PROBLEM TO WORK ON — Each line of the material below that holds the word "武汉大学出版社" needs to be copied.

DATA FOR PROCESSING —
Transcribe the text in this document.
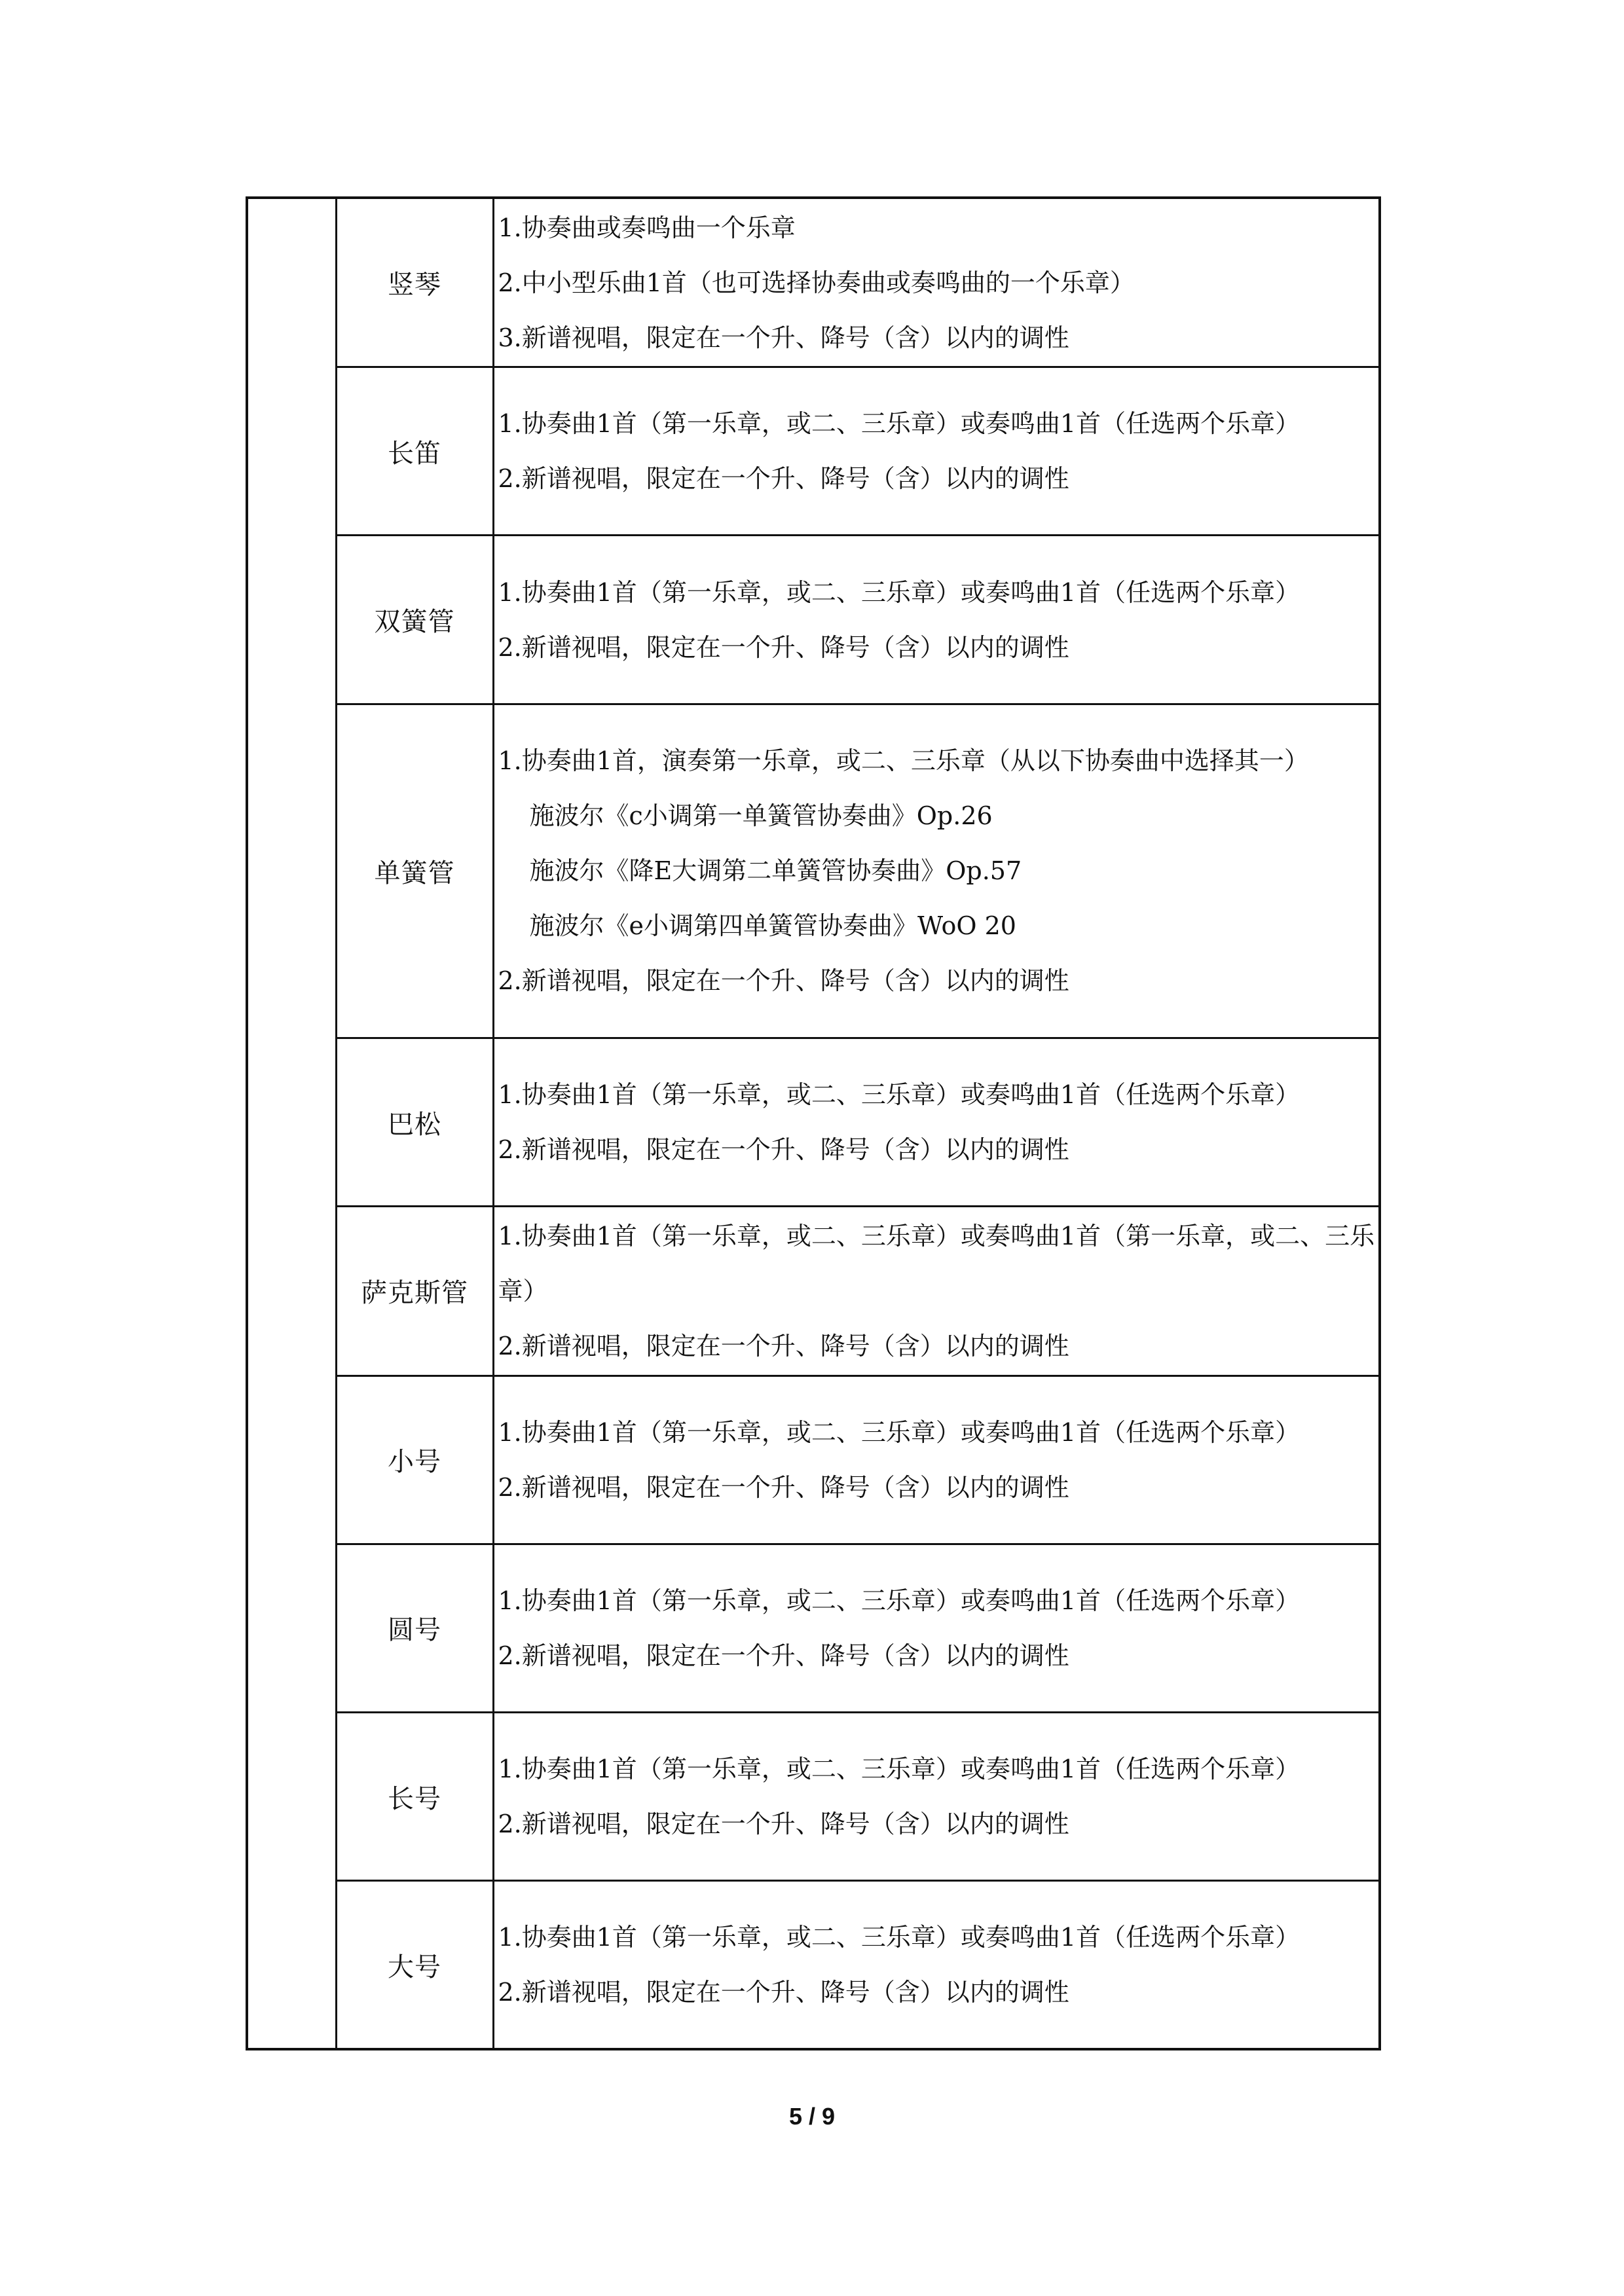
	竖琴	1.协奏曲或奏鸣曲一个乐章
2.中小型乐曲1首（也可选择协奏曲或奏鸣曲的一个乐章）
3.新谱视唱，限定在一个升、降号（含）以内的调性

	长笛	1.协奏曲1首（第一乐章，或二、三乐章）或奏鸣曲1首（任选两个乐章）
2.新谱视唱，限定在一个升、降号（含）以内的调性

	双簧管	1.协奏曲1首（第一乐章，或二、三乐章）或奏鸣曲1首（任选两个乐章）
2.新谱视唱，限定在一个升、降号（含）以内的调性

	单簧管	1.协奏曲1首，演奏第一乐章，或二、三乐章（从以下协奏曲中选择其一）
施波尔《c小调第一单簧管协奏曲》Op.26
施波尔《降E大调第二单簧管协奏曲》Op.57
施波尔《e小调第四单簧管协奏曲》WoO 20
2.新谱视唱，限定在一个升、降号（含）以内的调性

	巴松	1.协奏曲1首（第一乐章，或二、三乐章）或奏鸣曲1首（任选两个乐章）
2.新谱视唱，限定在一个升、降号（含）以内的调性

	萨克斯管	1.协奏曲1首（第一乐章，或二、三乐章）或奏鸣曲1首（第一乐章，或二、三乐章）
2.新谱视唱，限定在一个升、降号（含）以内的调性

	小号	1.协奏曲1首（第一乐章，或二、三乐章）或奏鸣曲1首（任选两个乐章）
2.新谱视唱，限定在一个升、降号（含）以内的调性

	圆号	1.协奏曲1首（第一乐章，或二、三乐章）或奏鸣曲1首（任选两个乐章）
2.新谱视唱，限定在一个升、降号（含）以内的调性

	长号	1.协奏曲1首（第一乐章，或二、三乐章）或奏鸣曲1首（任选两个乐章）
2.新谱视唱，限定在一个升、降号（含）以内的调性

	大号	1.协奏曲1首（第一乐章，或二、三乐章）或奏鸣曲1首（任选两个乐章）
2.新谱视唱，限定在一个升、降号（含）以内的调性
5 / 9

...

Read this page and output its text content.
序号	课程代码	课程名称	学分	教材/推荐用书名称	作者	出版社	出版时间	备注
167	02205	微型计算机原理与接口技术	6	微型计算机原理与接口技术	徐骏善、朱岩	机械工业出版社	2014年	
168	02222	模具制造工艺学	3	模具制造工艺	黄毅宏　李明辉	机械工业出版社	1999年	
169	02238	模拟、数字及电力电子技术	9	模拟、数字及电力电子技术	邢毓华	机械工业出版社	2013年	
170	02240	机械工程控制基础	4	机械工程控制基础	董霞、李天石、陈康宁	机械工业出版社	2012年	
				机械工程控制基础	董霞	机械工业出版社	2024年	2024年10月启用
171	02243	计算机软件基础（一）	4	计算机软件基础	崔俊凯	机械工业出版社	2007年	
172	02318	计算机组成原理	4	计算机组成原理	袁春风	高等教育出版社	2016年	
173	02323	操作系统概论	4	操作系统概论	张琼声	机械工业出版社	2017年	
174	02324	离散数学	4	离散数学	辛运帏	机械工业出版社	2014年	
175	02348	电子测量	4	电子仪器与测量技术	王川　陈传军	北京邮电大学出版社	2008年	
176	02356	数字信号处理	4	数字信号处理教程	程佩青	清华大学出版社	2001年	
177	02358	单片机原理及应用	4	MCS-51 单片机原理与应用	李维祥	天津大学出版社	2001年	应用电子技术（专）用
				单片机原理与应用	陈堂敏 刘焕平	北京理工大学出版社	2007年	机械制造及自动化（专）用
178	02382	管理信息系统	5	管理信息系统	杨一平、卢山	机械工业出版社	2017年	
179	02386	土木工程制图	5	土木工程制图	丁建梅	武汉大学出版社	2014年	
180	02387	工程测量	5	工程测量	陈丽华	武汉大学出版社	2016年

==

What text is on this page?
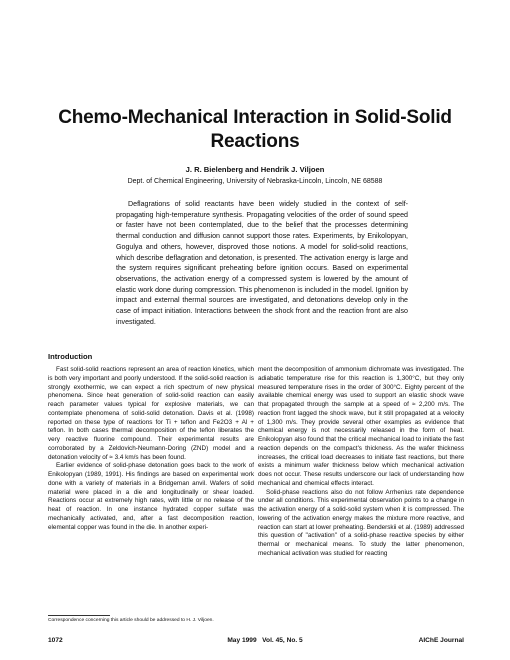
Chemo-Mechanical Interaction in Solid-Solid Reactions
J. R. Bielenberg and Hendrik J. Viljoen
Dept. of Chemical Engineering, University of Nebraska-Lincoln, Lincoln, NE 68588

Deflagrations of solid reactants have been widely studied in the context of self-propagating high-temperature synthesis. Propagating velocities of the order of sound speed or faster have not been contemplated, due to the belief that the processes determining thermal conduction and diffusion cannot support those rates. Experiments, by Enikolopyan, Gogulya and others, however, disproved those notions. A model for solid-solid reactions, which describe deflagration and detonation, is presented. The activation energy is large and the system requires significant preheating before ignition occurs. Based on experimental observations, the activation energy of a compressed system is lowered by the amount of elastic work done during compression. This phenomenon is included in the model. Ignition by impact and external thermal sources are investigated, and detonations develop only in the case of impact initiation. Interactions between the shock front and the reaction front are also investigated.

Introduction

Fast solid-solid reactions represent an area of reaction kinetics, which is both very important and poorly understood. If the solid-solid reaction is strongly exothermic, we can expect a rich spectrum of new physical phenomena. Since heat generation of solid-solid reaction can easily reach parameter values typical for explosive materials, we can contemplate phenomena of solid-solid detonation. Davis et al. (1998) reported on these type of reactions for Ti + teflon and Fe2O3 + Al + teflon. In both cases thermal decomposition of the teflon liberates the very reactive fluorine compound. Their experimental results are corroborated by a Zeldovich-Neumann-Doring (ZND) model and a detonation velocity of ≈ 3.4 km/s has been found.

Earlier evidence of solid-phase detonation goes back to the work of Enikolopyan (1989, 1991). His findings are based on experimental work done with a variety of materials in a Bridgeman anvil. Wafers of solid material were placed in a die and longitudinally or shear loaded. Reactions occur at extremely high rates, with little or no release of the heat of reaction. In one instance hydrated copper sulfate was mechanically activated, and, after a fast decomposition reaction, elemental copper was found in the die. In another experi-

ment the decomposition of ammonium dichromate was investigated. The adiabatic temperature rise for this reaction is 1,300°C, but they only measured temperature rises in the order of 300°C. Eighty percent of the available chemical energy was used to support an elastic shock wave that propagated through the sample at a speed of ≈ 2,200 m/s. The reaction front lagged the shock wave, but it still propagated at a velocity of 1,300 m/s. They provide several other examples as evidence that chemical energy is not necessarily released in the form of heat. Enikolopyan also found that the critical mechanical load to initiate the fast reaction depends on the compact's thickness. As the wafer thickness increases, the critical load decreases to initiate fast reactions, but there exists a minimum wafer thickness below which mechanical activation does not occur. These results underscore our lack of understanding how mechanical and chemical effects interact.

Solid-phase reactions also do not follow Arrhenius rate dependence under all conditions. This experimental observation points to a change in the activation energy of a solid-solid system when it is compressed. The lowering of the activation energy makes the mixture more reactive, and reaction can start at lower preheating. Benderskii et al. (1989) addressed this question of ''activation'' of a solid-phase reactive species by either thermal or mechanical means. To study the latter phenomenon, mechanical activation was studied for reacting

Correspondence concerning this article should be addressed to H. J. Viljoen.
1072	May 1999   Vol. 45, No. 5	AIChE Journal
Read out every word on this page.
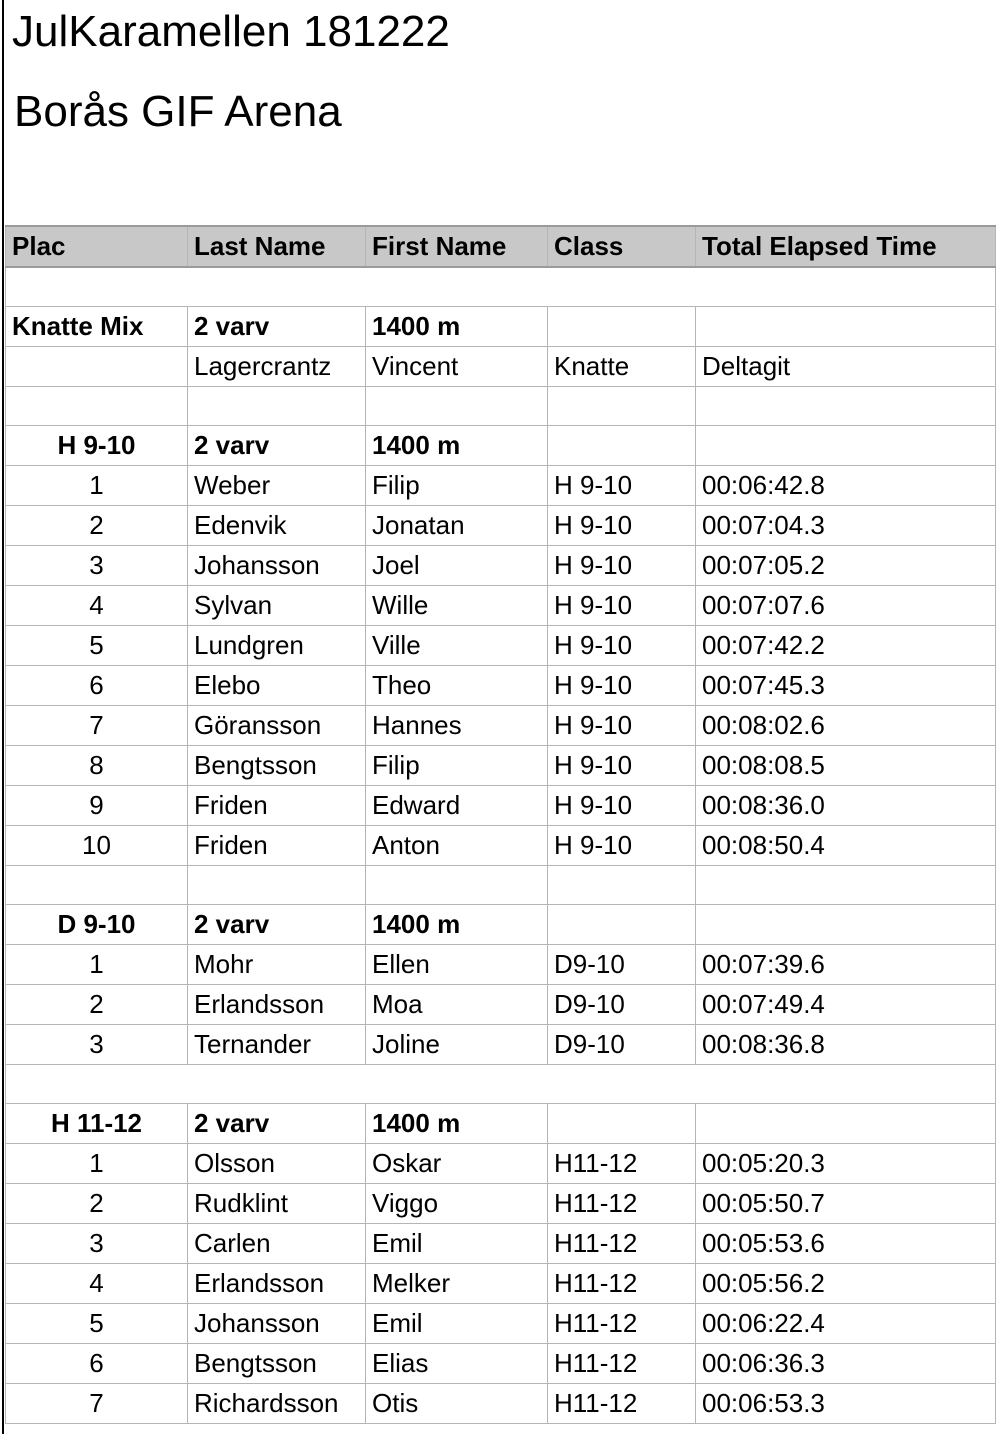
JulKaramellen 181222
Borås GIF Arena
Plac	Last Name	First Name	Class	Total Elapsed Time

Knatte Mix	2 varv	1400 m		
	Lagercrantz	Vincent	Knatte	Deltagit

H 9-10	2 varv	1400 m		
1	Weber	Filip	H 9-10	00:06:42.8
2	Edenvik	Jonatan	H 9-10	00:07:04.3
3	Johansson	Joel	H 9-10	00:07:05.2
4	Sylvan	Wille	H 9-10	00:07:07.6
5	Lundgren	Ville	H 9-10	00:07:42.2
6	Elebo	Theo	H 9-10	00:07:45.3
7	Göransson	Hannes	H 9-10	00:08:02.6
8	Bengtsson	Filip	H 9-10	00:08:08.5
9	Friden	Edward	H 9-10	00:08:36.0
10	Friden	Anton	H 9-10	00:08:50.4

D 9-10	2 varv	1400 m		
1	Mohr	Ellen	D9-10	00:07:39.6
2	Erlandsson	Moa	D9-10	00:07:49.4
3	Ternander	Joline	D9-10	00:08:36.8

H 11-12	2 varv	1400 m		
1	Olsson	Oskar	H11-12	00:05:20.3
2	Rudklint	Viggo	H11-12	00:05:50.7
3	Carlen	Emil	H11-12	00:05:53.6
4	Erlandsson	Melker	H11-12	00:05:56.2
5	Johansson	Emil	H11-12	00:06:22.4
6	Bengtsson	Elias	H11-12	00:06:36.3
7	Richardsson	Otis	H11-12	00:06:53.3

SOLUTION TO THIS EXERCISE —
179	02386	土木工程制图	5	土木工程制图	丁建梅	武汉大学出版社	2014年	
180	02387	工程测量	5	工程测量	陈丽华	武汉大学出版社	2016年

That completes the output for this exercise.